▸ **Work to be completed**:
Give back every line exactly as it appears, pictures excluded.

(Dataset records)
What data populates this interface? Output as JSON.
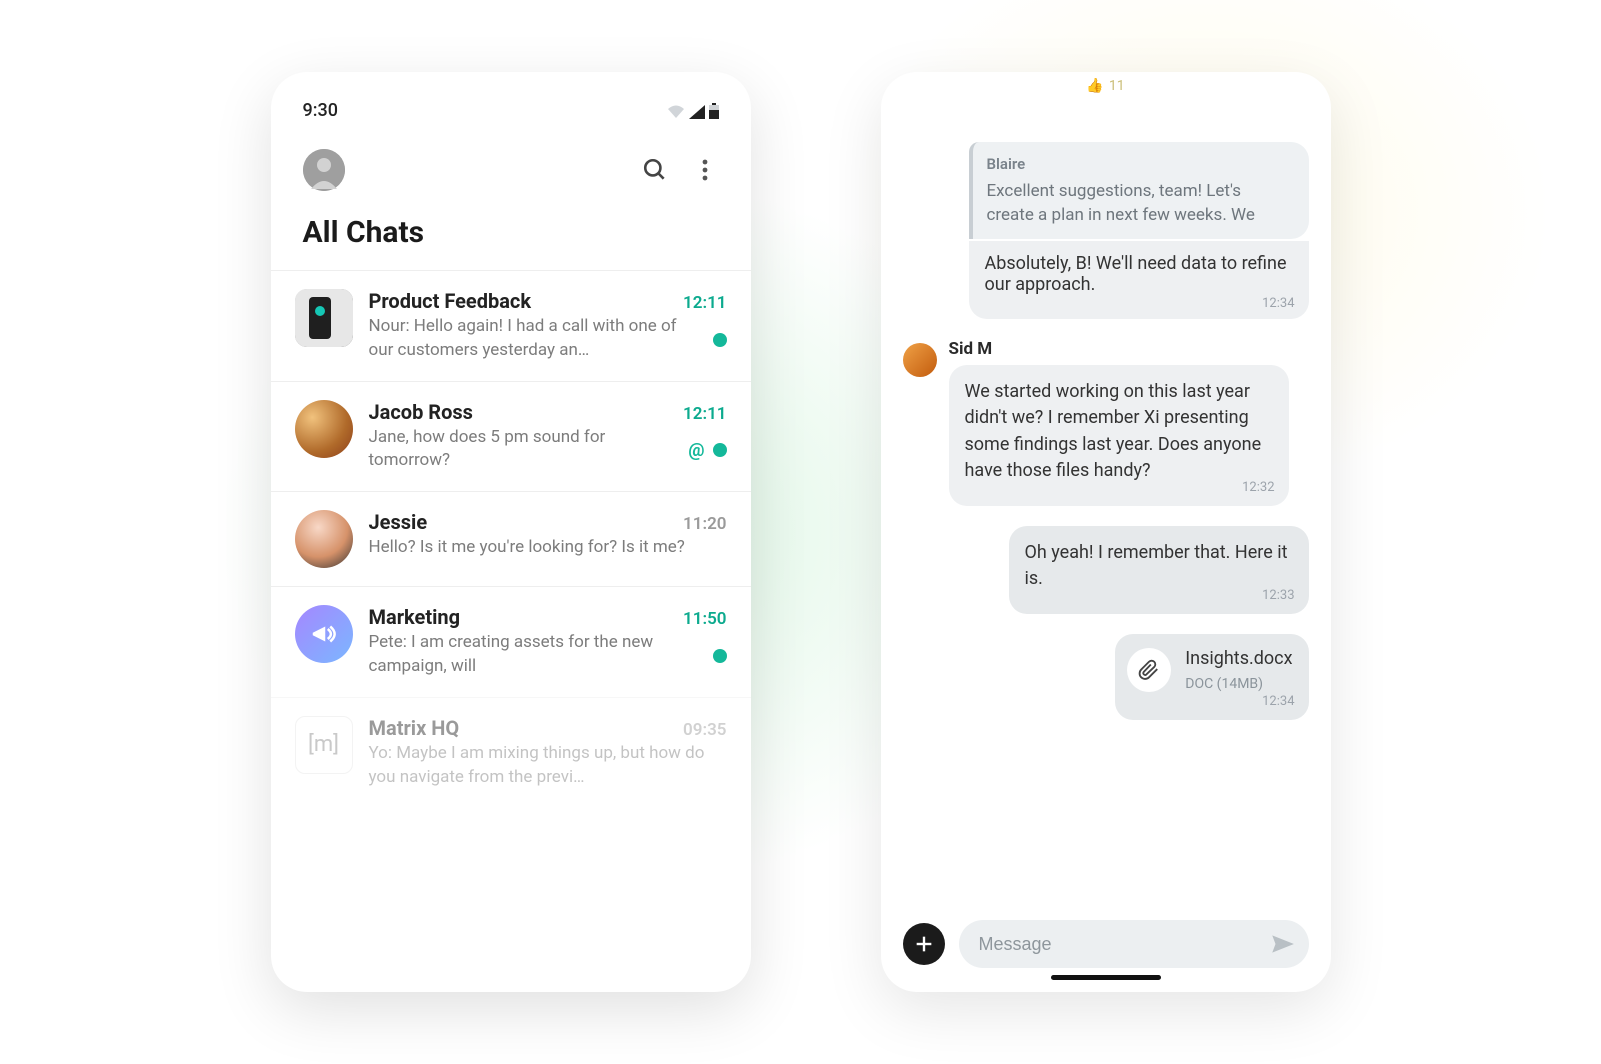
{
  "left": {
    "status_time": "9:30",
    "page_title": "All Chats",
    "chats": [
      {
        "name": "Product Feedback",
        "time": "12:11",
        "time_accent": true,
        "preview": "Nour: Hello again! I had a call with one of our customers yesterday an…",
        "unread": true,
        "mention": false
      },
      {
        "name": "Jacob Ross",
        "time": "12:11",
        "time_accent": true,
        "preview": "Jane, how does 5 pm sound for tomorrow?",
        "unread": true,
        "mention": true
      },
      {
        "name": "Jessie",
        "time": "11:20",
        "time_accent": false,
        "preview": "Hello? Is it me you're looking for? Is it me?",
        "unread": false,
        "mention": false
      },
      {
        "name": "Marketing",
        "time": "11:50",
        "time_accent": true,
        "preview": "Pete: I am creating assets for the new campaign, will",
        "unread": true,
        "mention": false
      },
      {
        "name": "Matrix HQ",
        "time": "09:35",
        "time_accent": false,
        "preview": "Yo: Maybe I am mixing things up, but how do you navigate from the previ…",
        "unread": false,
        "mention": false
      }
    ]
  },
  "right": {
    "reaction_count": "11",
    "reply_block": {
      "quote_sender": "Blaire",
      "quote_text": "Excellent suggestions, team! Let's create a plan in next few weeks. We",
      "reply_text": "Absolutely, B! We'll need data to refine our approach.",
      "reply_time": "12:34"
    },
    "incoming": {
      "sender": "Sid M",
      "text": "We started working on this last year didn't we? I remember Xi presenting some findings last year. Does anyone have those files handy?",
      "time": "12:32"
    },
    "outgoing1": {
      "text": "Oh yeah! I remember that. Here it is.",
      "time": "12:33"
    },
    "file": {
      "name": "Insights.docx",
      "meta": "DOC (14MB)",
      "time": "12:34"
    },
    "composer_placeholder": "Message"
  }
}
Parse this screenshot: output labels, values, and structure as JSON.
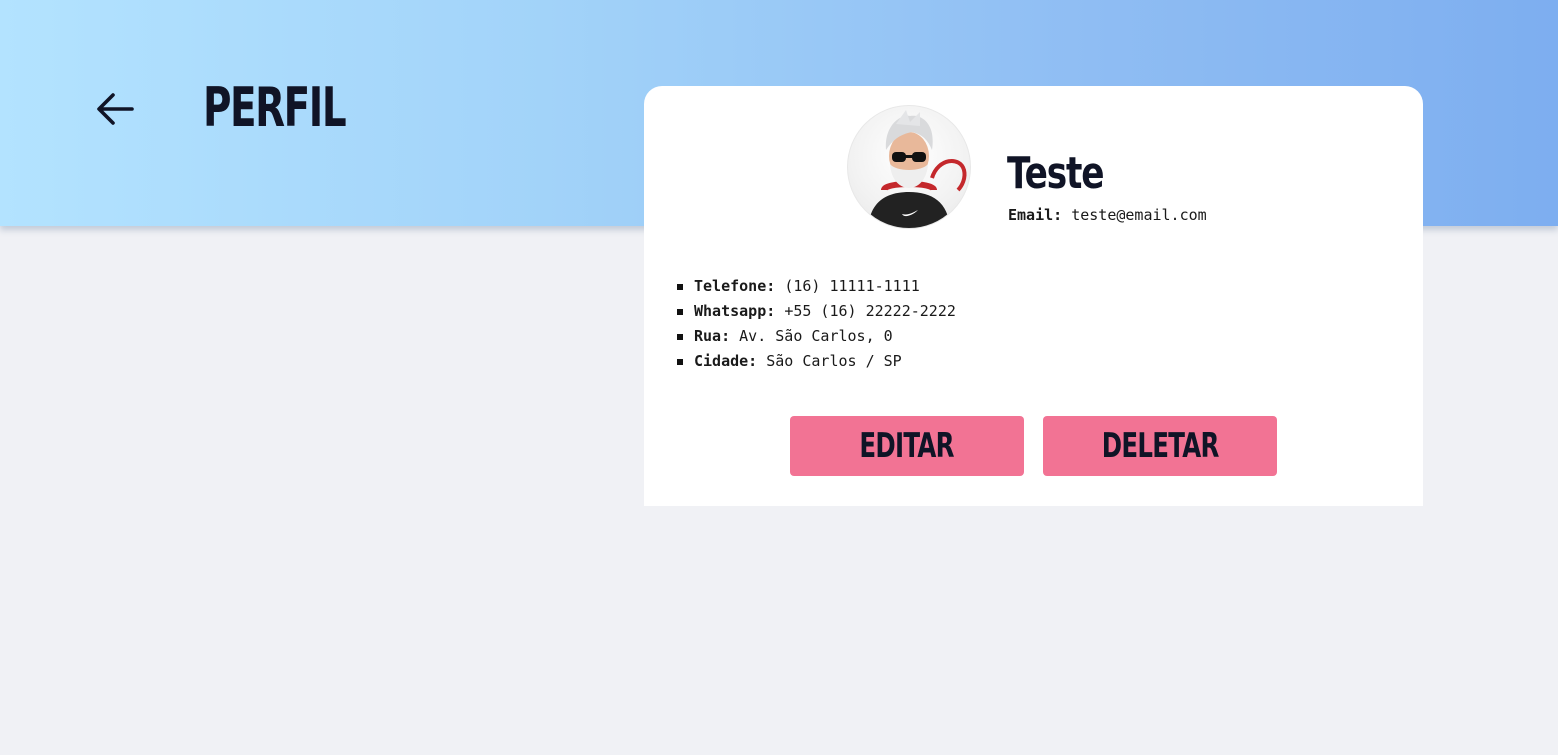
{
  "header": {
    "title": "PERFIL",
    "back_icon": "arrow-left-icon",
    "gradient_start": "#b3e3ff",
    "gradient_end": "#7daef0"
  },
  "profile": {
    "name": "Teste",
    "email_label": "Email:",
    "email_value": "teste@email.com",
    "avatar_icon": "avatar-illustration"
  },
  "details": [
    {
      "label": "Telefone:",
      "value": "(16) 11111-1111"
    },
    {
      "label": "Whatsapp:",
      "value": "+55 (16) 22222-2222"
    },
    {
      "label": "Rua:",
      "value": "Av. São Carlos, 0"
    },
    {
      "label": "Cidade:",
      "value": "São Carlos / SP"
    }
  ],
  "actions": {
    "edit_label": "EDITAR",
    "delete_label": "DELETAR",
    "button_color": "#f27394"
  },
  "colors": {
    "background": "#f0f1f5",
    "text_dark": "#101426"
  }
}
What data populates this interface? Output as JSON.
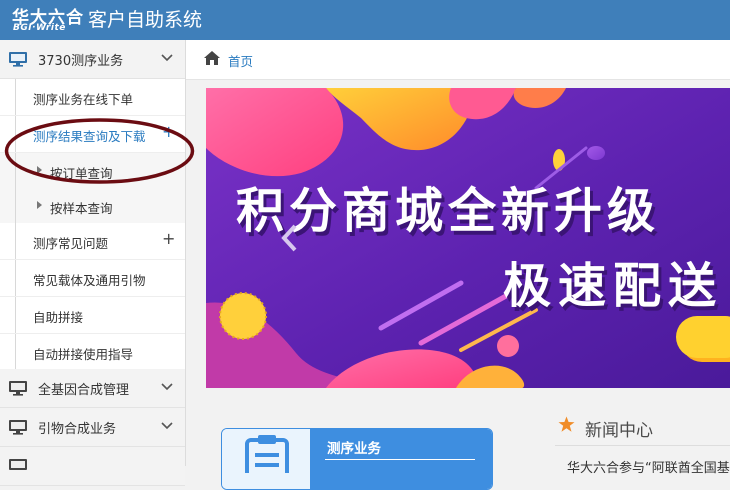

▸ **Solution to this exercise**:
What data populates this interface? Output as JSON.
{
  "left": {
    "status_time": "9:30",
    "page_title": "All Chats",
    "chats": [
      {
        "name": "Product Feedback",
        "time": "12:11",
        "time_accent": true,
        "preview": "Nour: Hello again! I had a call with one of our customers yesterday an…",
        "unread": true,
        "mention": false
      },
      {
        "name": "Jacob Ross",
        "time": "12:11",
        "time_accent": true,
        "preview": "Jane, how does 5 pm sound for tomorrow?",
        "unread": true,
        "mention": true
      },
      {
        "name": "Jessie",
        "time": "11:20",
        "time_accent": false,
        "preview": "Hello? Is it me you're looking for? Is it me?",
        "unread": false,
        "mention": false
      },
      {
        "name": "Marketing",
        "time": "11:50",
        "time_accent": true,
        "preview": "Pete: I am creating assets for the new campaign, will",
        "unread": true,
        "mention": false
      },
      {
        "name": "Matrix HQ",
        "time": "09:35",
        "time_accent": false,
        "preview": "Yo: Maybe I am mixing things up, but how do you navigate from the previ…",
        "unread": false,
        "mention": false
      }
    ]
  },
  "right": {
    "reaction_count": "11",
    "reply_block": {
      "quote_sender": "Blaire",
      "quote_text": "Excellent suggestions, team! Let's create a plan in next few weeks. We",
      "reply_text": "Absolutely, B! We'll need data to refine our approach.",
      "reply_time": "12:34"
    },
    "incoming": {
      "sender": "Sid M",
      "text": "We started working on this last year didn't we? I remember Xi presenting some findings last year. Does anyone have those files handy?",
      "time": "12:32"
    },
    "outgoing1": {
      "text": "Oh yeah! I remember that. Here it is.",
      "time": "12:33"
    },
    "file": {
      "name": "Insights.docx",
      "meta": "DOC (14MB)",
      "time": "12:34"
    },
    "composer_placeholder": "Message"
  }
}
Parse this screenshot: output labels, values, and structure as JSON.
{
  "header": {
    "title": "PERFIL",
    "back_icon": "arrow-left-icon",
    "gradient_start": "#b3e3ff",
    "gradient_end": "#7daef0"
  },
  "profile": {
    "name": "Teste",
    "email_label": "Email:",
    "email_value": "teste@email.com",
    "avatar_icon": "avatar-illustration"
  },
  "details": [
    {
      "label": "Telefone:",
      "value": "(16) 11111-1111"
    },
    {
      "label": "Whatsapp:",
      "value": "+55 (16) 22222-2222"
    },
    {
      "label": "Rua:",
      "value": "Av. São Carlos, 0"
    },
    {
      "label": "Cidade:",
      "value": "São Carlos / SP"
    }
  ],
  "actions": {
    "edit_label": "EDITAR",
    "delete_label": "DELETAR",
    "button_color": "#f27394"
  },
  "colors": {
    "background": "#f0f1f5",
    "text_dark": "#101426"
  }
}
What data populates this interface? Output as JSON.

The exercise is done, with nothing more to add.